* GIVEN PROBLEM
Edit the items below so that each "divider" becomes "separator", with nothing else changed.

* DATA LINES

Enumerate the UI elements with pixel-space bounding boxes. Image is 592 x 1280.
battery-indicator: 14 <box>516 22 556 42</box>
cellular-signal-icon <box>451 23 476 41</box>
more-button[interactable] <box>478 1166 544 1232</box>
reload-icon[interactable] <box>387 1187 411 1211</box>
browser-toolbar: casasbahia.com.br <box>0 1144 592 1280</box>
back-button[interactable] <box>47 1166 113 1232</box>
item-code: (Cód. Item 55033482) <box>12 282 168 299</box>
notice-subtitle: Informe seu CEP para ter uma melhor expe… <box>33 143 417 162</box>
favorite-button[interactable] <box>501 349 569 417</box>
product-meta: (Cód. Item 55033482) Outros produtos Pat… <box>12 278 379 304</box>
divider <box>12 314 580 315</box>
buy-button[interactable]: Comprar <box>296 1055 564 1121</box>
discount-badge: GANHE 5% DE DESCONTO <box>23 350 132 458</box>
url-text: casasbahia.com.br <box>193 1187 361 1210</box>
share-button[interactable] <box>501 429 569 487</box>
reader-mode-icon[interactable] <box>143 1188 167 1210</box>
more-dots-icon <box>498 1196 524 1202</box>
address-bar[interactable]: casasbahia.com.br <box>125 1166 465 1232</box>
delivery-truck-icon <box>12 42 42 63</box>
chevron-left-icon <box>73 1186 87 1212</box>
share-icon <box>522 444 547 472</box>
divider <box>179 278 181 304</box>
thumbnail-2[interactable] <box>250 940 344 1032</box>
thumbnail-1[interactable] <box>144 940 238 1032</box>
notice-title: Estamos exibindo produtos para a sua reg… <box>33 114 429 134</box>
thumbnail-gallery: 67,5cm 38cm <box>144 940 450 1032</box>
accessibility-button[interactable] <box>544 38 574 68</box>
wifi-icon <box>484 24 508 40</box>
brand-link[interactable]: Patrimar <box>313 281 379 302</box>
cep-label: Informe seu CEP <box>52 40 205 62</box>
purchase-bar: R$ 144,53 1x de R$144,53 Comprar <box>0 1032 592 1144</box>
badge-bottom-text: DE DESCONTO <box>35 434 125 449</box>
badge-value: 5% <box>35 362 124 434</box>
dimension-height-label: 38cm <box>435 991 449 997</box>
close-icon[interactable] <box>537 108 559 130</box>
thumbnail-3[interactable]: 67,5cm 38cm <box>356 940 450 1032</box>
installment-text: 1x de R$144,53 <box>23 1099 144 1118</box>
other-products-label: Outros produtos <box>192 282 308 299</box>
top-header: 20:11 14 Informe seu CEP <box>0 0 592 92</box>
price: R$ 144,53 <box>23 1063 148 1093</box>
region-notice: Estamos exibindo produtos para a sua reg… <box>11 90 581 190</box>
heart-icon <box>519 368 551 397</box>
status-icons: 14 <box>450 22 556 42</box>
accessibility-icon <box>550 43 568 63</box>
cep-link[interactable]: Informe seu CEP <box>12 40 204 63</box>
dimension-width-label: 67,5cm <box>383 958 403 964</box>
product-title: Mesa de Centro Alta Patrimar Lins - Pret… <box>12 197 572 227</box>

* OUTPUT OF THE EXERCISE
Enumerate the UI elements with pixel-space bounding boxes. Image is 592 x 1280.
battery-indicator: 14 <box>516 22 556 42</box>
cellular-signal-icon <box>451 23 476 41</box>
more-button[interactable] <box>478 1166 544 1232</box>
reload-icon[interactable] <box>387 1187 411 1211</box>
browser-toolbar: casasbahia.com.br <box>0 1144 592 1280</box>
back-button[interactable] <box>47 1166 113 1232</box>
item-code: (Cód. Item 55033482) <box>12 282 168 299</box>
notice-subtitle: Informe seu CEP para ter uma melhor expe… <box>33 143 417 162</box>
favorite-button[interactable] <box>501 349 569 417</box>
product-meta: (Cód. Item 55033482) Outros produtos Pat… <box>12 278 379 304</box>
separator <box>12 314 580 315</box>
buy-button[interactable]: Comprar <box>296 1055 564 1121</box>
discount-badge: GANHE 5% DE DESCONTO <box>23 350 132 458</box>
url-text: casasbahia.com.br <box>193 1187 361 1210</box>
share-button[interactable] <box>501 429 569 487</box>
reader-mode-icon[interactable] <box>143 1188 167 1210</box>
more-dots-icon <box>498 1196 524 1202</box>
address-bar[interactable]: casasbahia.com.br <box>125 1166 465 1232</box>
delivery-truck-icon <box>12 42 42 63</box>
chevron-left-icon <box>73 1186 87 1212</box>
share-icon <box>522 444 547 472</box>
separator <box>179 278 181 304</box>
thumbnail-2[interactable] <box>250 940 344 1032</box>
thumbnail-1[interactable] <box>144 940 238 1032</box>
notice-title: Estamos exibindo produtos para a sua reg… <box>33 114 429 134</box>
thumbnail-gallery: 67,5cm 38cm <box>144 940 450 1032</box>
accessibility-button[interactable] <box>544 38 574 68</box>
wifi-icon <box>484 24 508 40</box>
brand-link[interactable]: Patrimar <box>313 281 379 302</box>
cep-label: Informe seu CEP <box>52 40 205 62</box>
purchase-bar: R$ 144,53 1x de R$144,53 Comprar <box>0 1032 592 1144</box>
badge-bottom-text: DE DESCONTO <box>35 434 125 449</box>
badge-value: 5% <box>35 362 124 434</box>
dimension-height-label: 38cm <box>435 991 449 997</box>
close-icon[interactable] <box>537 108 559 130</box>
thumbnail-3[interactable]: 67,5cm 38cm <box>356 940 450 1032</box>
installment-text: 1x de R$144,53 <box>23 1099 144 1118</box>
other-products-label: Outros produtos <box>192 282 308 299</box>
top-header: 20:11 14 Informe seu CEP <box>0 0 592 92</box>
price: R$ 144,53 <box>23 1063 148 1093</box>
region-notice: Estamos exibindo produtos para a sua reg… <box>11 90 581 190</box>
heart-icon <box>519 368 551 397</box>
status-icons: 14 <box>450 22 556 42</box>
accessibility-icon <box>550 43 568 63</box>
cep-link[interactable]: Informe seu CEP <box>12 40 204 63</box>
dimension-width-label: 67,5cm <box>383 958 403 964</box>
product-title: Mesa de Centro Alta Patrimar Lins - Pret… <box>12 197 572 227</box>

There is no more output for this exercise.